(Structured figure records)
····················

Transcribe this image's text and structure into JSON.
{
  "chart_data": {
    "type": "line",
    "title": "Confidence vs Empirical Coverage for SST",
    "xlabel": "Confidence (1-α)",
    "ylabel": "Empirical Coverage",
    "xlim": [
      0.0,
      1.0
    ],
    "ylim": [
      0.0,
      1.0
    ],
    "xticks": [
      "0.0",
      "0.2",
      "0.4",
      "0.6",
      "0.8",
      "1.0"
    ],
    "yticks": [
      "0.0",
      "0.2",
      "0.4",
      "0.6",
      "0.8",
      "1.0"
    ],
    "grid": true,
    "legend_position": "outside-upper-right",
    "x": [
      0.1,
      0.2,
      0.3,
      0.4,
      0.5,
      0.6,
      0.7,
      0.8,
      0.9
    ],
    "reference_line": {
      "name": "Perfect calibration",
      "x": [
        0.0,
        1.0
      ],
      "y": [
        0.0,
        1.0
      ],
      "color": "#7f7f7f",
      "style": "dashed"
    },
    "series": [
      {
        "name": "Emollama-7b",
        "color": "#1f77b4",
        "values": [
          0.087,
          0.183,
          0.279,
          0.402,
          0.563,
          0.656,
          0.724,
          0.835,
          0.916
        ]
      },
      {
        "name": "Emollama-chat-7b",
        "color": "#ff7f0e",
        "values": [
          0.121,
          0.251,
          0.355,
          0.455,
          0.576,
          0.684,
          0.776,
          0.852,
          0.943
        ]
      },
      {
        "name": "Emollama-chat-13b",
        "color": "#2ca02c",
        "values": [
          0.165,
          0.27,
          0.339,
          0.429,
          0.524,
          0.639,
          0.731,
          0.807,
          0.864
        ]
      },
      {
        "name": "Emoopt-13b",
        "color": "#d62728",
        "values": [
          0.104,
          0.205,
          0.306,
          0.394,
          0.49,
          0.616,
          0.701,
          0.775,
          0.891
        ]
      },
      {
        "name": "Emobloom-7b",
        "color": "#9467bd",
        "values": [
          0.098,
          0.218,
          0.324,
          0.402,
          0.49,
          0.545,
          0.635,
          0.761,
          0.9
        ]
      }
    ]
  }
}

····················

▶ SET PROBLEM:
Nothing should be left out: return all of the records exactly.

▶ SOLUTION TO THIS EXERCISE:
Transcribe this image's text and structure into JSON.
{
  "chart_data": {
    "type": "line",
    "title": "Confidence vs Empirical Coverage for SST",
    "xlabel": "Confidence (1-α)",
    "ylabel": "Empirical Coverage",
    "xlim": [
      0.0,
      1.0
    ],
    "ylim": [
      0.0,
      1.0
    ],
    "xticks": [
      "0.0",
      "0.2",
      "0.4",
      "0.6",
      "0.8",
      "1.0"
    ],
    "yticks": [
      "0.0",
      "0.2",
      "0.4",
      "0.6",
      "0.8",
      "1.0"
    ],
    "grid": true,
    "legend_position": "outside-upper-right",
    "x": [
      0.1,
      0.2,
      0.3,
      0.4,
      0.5,
      0.6,
      0.7,
      0.8,
      0.9
    ],
    "reference_line": {
      "name": "Perfect calibration",
      "x": [
        0.0,
        1.0
      ],
      "y": [
        0.0,
        1.0
      ],
      "color": "#7f7f7f",
      "style": "dashed"
    },
    "series": [
      {
        "name": "Emollama-7b",
        "color": "#1f77b4",
        "values": [
          0.087,
          0.183,
          0.279,
          0.402,
          0.563,
          0.656,
          0.724,
          0.835,
          0.916
        ]
      },
      {
        "name": "Emollama-chat-7b",
        "color": "#ff7f0e",
        "values": [
          0.121,
          0.251,
          0.355,
          0.455,
          0.576,
          0.684,
          0.776,
          0.852,
          0.943
        ]
      },
      {
        "name": "Emollama-chat-13b",
        "color": "#2ca02c",
        "values": [
          0.165,
          0.27,
          0.339,
          0.429,
          0.524,
          0.639,
          0.731,
          0.807,
          0.864
        ]
      },
      {
        "name": "Emoopt-13b",
        "color": "#d62728",
        "values": [
          0.104,
          0.205,
          0.306,
          0.394,
          0.49,
          0.616,
          0.701,
          0.775,
          0.891
        ]
      },
      {
        "name": "Emobloom-7b",
        "color": "#9467bd",
        "values": [
          0.098,
          0.218,
          0.324,
          0.402,
          0.49,
          0.545,
          0.635,
          0.761,
          0.9
        ]
      }
    ]
  }
}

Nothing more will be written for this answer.